_SHORT PROBLEM_.
Retype the whole listing below, character for character.

(Stored records)

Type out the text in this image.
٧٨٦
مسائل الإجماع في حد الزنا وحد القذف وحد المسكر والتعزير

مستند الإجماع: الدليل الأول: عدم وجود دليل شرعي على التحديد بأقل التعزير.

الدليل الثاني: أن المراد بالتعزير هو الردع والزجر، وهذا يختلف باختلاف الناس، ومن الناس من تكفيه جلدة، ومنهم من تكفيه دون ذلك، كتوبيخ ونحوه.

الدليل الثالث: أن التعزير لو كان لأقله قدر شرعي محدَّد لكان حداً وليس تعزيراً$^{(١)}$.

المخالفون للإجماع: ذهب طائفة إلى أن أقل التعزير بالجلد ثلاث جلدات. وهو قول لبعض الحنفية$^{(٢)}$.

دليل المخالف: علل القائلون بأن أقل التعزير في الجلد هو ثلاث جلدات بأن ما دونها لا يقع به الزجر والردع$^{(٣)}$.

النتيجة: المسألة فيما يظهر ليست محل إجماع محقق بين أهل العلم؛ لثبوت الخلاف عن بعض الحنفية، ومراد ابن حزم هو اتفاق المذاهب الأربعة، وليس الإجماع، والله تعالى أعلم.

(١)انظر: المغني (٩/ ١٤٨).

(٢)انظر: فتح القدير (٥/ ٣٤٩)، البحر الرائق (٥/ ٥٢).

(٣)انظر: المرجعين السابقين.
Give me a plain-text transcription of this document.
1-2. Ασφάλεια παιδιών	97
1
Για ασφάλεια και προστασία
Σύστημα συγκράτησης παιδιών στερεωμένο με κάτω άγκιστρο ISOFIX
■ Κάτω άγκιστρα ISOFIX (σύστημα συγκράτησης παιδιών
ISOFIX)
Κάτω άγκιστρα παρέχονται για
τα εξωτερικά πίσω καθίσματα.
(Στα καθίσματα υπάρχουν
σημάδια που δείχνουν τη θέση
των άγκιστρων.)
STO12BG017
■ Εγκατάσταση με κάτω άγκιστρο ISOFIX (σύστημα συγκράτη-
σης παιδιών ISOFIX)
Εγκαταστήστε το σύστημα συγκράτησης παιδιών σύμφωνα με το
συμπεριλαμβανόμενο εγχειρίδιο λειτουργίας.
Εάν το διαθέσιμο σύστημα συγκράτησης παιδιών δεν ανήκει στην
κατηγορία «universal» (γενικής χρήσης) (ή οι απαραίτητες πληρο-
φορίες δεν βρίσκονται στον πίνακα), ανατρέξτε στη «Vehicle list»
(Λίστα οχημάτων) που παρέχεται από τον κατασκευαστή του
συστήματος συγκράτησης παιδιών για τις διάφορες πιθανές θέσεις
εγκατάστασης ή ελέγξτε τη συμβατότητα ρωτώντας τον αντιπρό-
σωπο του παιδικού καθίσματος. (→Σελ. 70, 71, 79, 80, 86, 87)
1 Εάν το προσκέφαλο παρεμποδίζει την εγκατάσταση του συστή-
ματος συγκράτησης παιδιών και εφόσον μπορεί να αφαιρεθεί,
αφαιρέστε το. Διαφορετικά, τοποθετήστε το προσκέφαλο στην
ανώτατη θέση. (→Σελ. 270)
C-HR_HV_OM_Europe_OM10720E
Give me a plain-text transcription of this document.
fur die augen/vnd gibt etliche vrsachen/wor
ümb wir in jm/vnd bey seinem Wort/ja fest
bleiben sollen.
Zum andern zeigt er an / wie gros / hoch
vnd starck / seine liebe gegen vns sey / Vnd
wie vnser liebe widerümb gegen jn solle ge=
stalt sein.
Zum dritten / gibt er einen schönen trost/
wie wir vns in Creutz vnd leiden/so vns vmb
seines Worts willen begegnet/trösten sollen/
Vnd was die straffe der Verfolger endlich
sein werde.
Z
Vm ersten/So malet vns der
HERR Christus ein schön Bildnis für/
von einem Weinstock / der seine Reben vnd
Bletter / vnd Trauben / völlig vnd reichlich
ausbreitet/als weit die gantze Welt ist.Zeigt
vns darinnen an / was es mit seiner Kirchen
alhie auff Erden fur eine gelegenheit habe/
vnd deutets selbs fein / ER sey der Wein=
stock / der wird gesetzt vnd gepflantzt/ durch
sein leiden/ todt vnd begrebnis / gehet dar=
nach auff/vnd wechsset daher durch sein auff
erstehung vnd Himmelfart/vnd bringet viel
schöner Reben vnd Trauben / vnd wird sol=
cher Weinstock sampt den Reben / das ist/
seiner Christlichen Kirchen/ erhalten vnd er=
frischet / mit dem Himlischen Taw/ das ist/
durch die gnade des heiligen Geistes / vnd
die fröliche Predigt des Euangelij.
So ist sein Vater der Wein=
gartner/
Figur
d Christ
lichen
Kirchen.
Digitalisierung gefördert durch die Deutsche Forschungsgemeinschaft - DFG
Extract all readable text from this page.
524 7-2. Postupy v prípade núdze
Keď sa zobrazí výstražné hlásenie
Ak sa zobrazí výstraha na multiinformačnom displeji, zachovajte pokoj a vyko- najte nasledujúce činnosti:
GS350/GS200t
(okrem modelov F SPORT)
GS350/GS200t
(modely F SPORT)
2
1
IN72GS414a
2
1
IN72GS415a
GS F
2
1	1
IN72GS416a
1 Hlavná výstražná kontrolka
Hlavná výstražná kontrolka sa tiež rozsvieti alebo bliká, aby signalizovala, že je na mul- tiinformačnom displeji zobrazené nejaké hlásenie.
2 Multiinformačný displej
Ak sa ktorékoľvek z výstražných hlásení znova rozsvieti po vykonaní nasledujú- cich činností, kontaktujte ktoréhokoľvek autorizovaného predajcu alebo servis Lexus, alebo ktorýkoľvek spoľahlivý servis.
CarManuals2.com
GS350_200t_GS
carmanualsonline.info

_RESPONSE FOR THIS EXERCISE_.
Type out the text in this image.
٧٨٦
مسائل الإجماع في حد الزنا وحد القذف وحد المسكر والتعزير

مستند الإجماع: الدليل الأول: عدم وجود دليل شرعي على التحديد بأقل التعزير.

الدليل الثاني: أن المراد بالتعزير هو الردع والزجر، وهذا يختلف باختلاف الناس، ومن الناس من تكفيه جلدة، ومنهم من تكفيه دون ذلك، كتوبيخ ونحوه.

الدليل الثالث: أن التعزير لو كان لأقله قدر شرعي محدَّد لكان حداً وليس تعزيراً$^{(١)}$.

المخالفون للإجماع: ذهب طائفة إلى أن أقل التعزير بالجلد ثلاث جلدات. وهو قول لبعض الحنفية$^{(٢)}$.

دليل المخالف: علل القائلون بأن أقل التعزير في الجلد هو ثلاث جلدات بأن ما دونها لا يقع به الزجر والردع$^{(٣)}$.

النتيجة: المسألة فيما يظهر ليست محل إجماع محقق بين أهل العلم؛ لثبوت الخلاف عن بعض الحنفية، ومراد ابن حزم هو اتفاق المذاهب الأربعة، وليس الإجماع، والله تعالى أعلم.

(١)انظر: المغني (٩/ ١٤٨).

(٢)انظر: فتح القدير (٥/ ٣٤٩)، البحر الرائق (٥/ ٥٢).

(٣)انظر: المرجعين السابقين.
Give me a plain-text transcription of this document.
1-2. Ασφάλεια παιδιών	97
1
Για ασφάλεια και προστασία
Σύστημα συγκράτησης παιδιών στερεωμένο με κάτω άγκιστρο ISOFIX
■ Κάτω άγκιστρα ISOFIX (σύστημα συγκράτησης παιδιών
ISOFIX)
Κάτω άγκιστρα παρέχονται για
τα εξωτερικά πίσω καθίσματα.
(Στα καθίσματα υπάρχουν
σημάδια που δείχνουν τη θέση
των άγκιστρων.)
STO12BG017
■ Εγκατάσταση με κάτω άγκιστρο ISOFIX (σύστημα συγκράτη-
σης παιδιών ISOFIX)
Εγκαταστήστε το σύστημα συγκράτησης παιδιών σύμφωνα με το
συμπεριλαμβανόμενο εγχειρίδιο λειτουργίας.
Εάν το διαθέσιμο σύστημα συγκράτησης παιδιών δεν ανήκει στην
κατηγορία «universal» (γενικής χρήσης) (ή οι απαραίτητες πληρο-
φορίες δεν βρίσκονται στον πίνακα), ανατρέξτε στη «Vehicle list»
(Λίστα οχημάτων) που παρέχεται από τον κατασκευαστή του
συστήματος συγκράτησης παιδιών για τις διάφορες πιθανές θέσεις
εγκατάστασης ή ελέγξτε τη συμβατότητα ρωτώντας τον αντιπρό-
σωπο του παιδικού καθίσματος. (→Σελ. 70, 71, 79, 80, 86, 87)
1 Εάν το προσκέφαλο παρεμποδίζει την εγκατάσταση του συστή-
ματος συγκράτησης παιδιών και εφόσον μπορεί να αφαιρεθεί,
αφαιρέστε το. Διαφορετικά, τοποθετήστε το προσκέφαλο στην
ανώτατη θέση. (→Σελ. 270)
C-HR_HV_OM_Europe_OM10720E
Give me a plain-text transcription of this document.
fur die augen/vnd gibt etliche vrsachen/wor
ümb wir in jm/vnd bey seinem Wort/ja fest
bleiben sollen.
Zum andern zeigt er an / wie gros / hoch
vnd starck / seine liebe gegen vns sey / Vnd
wie vnser liebe widerümb gegen jn solle ge=
stalt sein.
Zum dritten / gibt er einen schönen trost/
wie wir vns in Creutz vnd leiden/so vns vmb
seines Worts willen begegnet/trösten sollen/
Vnd was die straffe der Verfolger endlich
sein werde.
Z
Vm ersten/So malet vns der
HERR Christus ein schön Bildnis für/
von einem Weinstock / der seine Reben vnd
Bletter / vnd Trauben / völlig vnd reichlich
ausbreitet/als weit die gantze Welt ist.Zeigt
vns darinnen an / was es mit seiner Kirchen
alhie auff Erden fur eine gelegenheit habe/
vnd deutets selbs fein / ER sey der Wein=
stock / der wird gesetzt vnd gepflantzt/ durch
sein leiden/ todt vnd begrebnis / gehet dar=
nach auff/vnd wechsset daher durch sein auff
erstehung vnd Himmelfart/vnd bringet viel
schöner Reben vnd Trauben / vnd wird sol=
cher Weinstock sampt den Reben / das ist/
seiner Christlichen Kirchen/ erhalten vnd er=
frischet / mit dem Himlischen Taw/ das ist/
durch die gnade des heiligen Geistes / vnd
die fröliche Predigt des Euangelij.
So ist sein Vater der Wein=
gartner/
Figur
d Christ
lichen
Kirchen.
Digitalisierung gefördert durch die Deutsche Forschungsgemeinschaft - DFG
Extract all readable text from this page.
524 7-2. Postupy v prípade núdze
Keď sa zobrazí výstražné hlásenie
Ak sa zobrazí výstraha na multiinformačnom displeji, zachovajte pokoj a vyko- najte nasledujúce činnosti:
GS350/GS200t
(okrem modelov F SPORT)
GS350/GS200t
(modely F SPORT)
2
1
IN72GS414a
2
1
IN72GS415a
GS F
2
1	1
IN72GS416a
1 Hlavná výstražná kontrolka
Hlavná výstražná kontrolka sa tiež rozsvieti alebo bliká, aby signalizovala, že je na mul- tiinformačnom displeji zobrazené nejaké hlásenie.
2 Multiinformačný displej
Ak sa ktorékoľvek z výstražných hlásení znova rozsvieti po vykonaní nasledujú- cich činností, kontaktujte ktoréhokoľvek autorizovaného predajcu alebo servis Lexus, alebo ktorýkoľvek spoľahlivý servis.
CarManuals2.com
GS350_200t_GS
carmanualsonline.info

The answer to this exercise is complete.